> [Texto de origem]:
- - -

Fotografia Nuno Botelho Texto Ana Batalha Oliveira e Miguel Prado
Étriste”, desabafa André Cruz, engenheiro mecânico, 40 anos de vida, 14 de trabalho na central a carvão do Pego. A máscara, os óculos de proteção e o capacete conseguem tapar-lhe o rosto, mas a voz, meio trémula, não consegue esconder uma certa emoção quando, no frio entardecer junto aos carris, falamos deste fim de linha. Um adeus aos vagões que diariamente chegavam ao Pego e voltavam para Sines. Um ponto final para centena e meia de trabalhadores que hoje não sabem o que farão amanhã.
Foi pelas 7h15 da manhã de sexta-feira, 19 de novembro, que a central termoelétrica, em operação desde 1993, produziu o seu último megawatt hora (MWh) de eletricidade proveniente da queima de carvão. Vários trabalhadores que estavam na central nesse turno fizeram questão de gravar em vídeo os últimos minutos de vida do projeto. No parque na área nascente do complexo da central sobrou uma mancha negra, mas desapareceram os pedaços de energia fóssil que outrora ali se acumulavam à espera de serem recolhidos para os moinhos, antes de serem queimados para gerar energia elétrica.
A central explorada pela Tejo Energia vê o seu contrato de longo prazo expirar a 30 de novembro. Nos últimos meses os acionistas da empresa não se entenderam sobre o futuro a dar às instalações. O acionista maioritário, a Trustenergy (um consórcio que junta a francesa Engie e a japonesa Marubeni), defende um projeto de transição que passa pela torrefação de biomassa, que permitiria continuar a aproveitar as instalações atuais com necessidades mínimas de atualização tecnológica. O acionista minoritário, a Endesa, discorda e prefere que o ponto de ligação à rede sirva para produzir energia solar em larga escala, e aproveitá-la para produzir hidrogénio verde.

- - -

> [Material extraído]:
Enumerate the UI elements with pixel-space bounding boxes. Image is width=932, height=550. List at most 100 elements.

- - -

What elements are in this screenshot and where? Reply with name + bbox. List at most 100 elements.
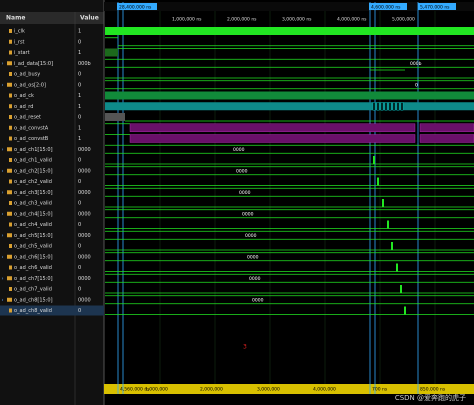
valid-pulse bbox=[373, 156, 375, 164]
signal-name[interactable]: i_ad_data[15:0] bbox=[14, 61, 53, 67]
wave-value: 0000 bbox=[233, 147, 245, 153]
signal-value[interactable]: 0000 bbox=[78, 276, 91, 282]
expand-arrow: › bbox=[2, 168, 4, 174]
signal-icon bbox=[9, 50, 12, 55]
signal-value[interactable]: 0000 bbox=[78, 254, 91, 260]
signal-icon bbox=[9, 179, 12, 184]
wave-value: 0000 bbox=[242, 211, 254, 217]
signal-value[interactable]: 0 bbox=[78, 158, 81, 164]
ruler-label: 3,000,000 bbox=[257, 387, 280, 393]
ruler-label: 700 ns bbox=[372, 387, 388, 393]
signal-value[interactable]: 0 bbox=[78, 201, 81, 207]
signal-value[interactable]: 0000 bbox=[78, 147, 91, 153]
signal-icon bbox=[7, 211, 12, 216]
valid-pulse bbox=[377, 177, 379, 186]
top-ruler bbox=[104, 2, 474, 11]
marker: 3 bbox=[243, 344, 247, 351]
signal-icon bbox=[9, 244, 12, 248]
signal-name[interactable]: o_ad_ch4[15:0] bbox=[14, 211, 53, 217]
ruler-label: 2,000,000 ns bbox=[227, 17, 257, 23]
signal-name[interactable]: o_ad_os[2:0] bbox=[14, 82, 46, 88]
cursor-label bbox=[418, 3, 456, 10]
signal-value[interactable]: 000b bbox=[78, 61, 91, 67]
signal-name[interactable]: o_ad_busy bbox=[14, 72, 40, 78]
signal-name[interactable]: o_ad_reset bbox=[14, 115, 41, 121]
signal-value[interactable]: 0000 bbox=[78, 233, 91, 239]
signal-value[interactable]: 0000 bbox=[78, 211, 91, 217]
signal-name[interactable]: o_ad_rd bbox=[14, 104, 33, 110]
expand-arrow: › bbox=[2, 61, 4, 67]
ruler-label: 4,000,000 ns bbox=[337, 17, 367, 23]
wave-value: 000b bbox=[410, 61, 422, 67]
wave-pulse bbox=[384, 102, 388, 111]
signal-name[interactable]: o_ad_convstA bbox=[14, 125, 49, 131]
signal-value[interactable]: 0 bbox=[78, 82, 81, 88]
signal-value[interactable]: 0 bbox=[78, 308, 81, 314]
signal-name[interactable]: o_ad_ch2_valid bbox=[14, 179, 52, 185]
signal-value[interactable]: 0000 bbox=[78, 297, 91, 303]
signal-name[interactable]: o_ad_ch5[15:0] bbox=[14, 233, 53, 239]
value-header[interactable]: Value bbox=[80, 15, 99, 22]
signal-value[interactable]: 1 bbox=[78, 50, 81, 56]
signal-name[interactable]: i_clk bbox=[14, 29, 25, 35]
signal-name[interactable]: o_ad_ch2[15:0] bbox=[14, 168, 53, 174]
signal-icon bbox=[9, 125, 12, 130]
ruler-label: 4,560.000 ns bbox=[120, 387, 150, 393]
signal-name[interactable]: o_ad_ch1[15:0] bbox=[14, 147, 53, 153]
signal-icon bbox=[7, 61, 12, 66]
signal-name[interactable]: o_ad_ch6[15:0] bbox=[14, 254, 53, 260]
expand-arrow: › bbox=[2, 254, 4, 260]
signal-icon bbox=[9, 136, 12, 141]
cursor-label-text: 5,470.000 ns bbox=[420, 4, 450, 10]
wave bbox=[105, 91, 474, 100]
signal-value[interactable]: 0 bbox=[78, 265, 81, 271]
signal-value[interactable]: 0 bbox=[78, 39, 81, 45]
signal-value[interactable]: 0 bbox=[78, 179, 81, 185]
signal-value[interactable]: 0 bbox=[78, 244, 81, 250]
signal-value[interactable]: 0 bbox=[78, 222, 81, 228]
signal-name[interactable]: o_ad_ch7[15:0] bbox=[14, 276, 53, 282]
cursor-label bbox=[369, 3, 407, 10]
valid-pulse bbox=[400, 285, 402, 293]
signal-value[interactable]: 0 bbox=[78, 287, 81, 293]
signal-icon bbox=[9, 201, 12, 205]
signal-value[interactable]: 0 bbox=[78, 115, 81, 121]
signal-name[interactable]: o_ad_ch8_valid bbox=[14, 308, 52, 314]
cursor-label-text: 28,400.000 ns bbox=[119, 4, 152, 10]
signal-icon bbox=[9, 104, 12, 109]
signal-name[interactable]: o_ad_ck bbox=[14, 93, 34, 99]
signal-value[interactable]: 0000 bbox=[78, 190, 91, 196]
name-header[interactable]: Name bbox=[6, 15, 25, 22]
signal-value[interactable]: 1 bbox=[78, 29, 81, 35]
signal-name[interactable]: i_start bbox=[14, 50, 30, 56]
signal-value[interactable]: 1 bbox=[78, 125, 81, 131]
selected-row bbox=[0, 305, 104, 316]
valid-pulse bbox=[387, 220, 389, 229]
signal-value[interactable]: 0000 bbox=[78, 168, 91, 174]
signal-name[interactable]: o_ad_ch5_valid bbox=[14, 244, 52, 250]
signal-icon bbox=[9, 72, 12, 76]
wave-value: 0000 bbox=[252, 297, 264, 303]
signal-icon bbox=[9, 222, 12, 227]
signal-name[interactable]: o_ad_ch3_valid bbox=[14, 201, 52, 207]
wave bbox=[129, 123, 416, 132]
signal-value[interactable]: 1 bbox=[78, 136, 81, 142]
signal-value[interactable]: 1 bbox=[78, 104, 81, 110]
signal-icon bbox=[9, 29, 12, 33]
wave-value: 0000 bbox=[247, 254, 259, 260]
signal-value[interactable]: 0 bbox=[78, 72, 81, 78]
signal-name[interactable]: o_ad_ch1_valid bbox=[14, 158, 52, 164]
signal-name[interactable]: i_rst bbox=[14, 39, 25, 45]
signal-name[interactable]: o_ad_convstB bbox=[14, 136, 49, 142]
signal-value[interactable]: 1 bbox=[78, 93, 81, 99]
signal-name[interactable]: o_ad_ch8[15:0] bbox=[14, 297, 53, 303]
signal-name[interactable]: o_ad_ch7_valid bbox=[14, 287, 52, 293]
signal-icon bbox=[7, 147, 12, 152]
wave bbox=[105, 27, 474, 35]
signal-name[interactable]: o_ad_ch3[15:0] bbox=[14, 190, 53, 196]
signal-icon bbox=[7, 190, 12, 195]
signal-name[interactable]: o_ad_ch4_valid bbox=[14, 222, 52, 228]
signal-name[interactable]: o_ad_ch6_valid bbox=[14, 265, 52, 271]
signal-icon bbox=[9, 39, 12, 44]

- - -

> [Pedido A]:
Resuma em forma de lista o parágrafo do texto sobre a central do Pego que começa por "A central explorada pela Tejo Energia", mantendo os factos principais.
> [Pedido B]:
Altere o trecho do texto sobre a central do Pego que vai de "Fotografia Nuno Botelho" até "que farão amanhã.", trocando "engenheiro mecânico" por "técnico de manutenção".
Os registos são material à parte, independente do texto.

> [Resposta esperada A]:
- O contrato de longo prazo da central, explorada pela Tejo Energia, expira a 30 de novembro.
- Nos últimos meses, os acionistas da empresa não se entenderam sobre o futuro das instalações.
- A Trustenergy, acionista maioritário (consórcio da francesa Engie e da japonesa Marubeni), defende a torrefação de biomassa, aproveitando as instalações atuais com necessidades mínimas de atualização tecnológica.
- A Endesa, acionista minoritário, prefere usar o ponto de ligação à rede para produzir energia solar em larga escala e, com ela, hidrogénio verde.

> [Resposta esperada B]:
Fotografia Nuno Botelho Texto Ana Batalha Oliveira e Miguel Prado
Étriste”, desabafa André Cruz, técnico de manutenção, 40 anos de vida, 14 de trabalho na central a carvão do Pego. A máscara, os óculos de proteção e o capacete conseguem tapar-lhe o rosto, mas a voz, meio trémula, não consegue esconder uma certa emoção quando, no frio entardecer junto aos carris, falamos deste fim de linha. Um adeus aos vagões que diariamente chegavam ao Pego e voltavam para Sines. Um ponto final para centena e meia de trabalhadores que hoje não sabem o que farão amanhã.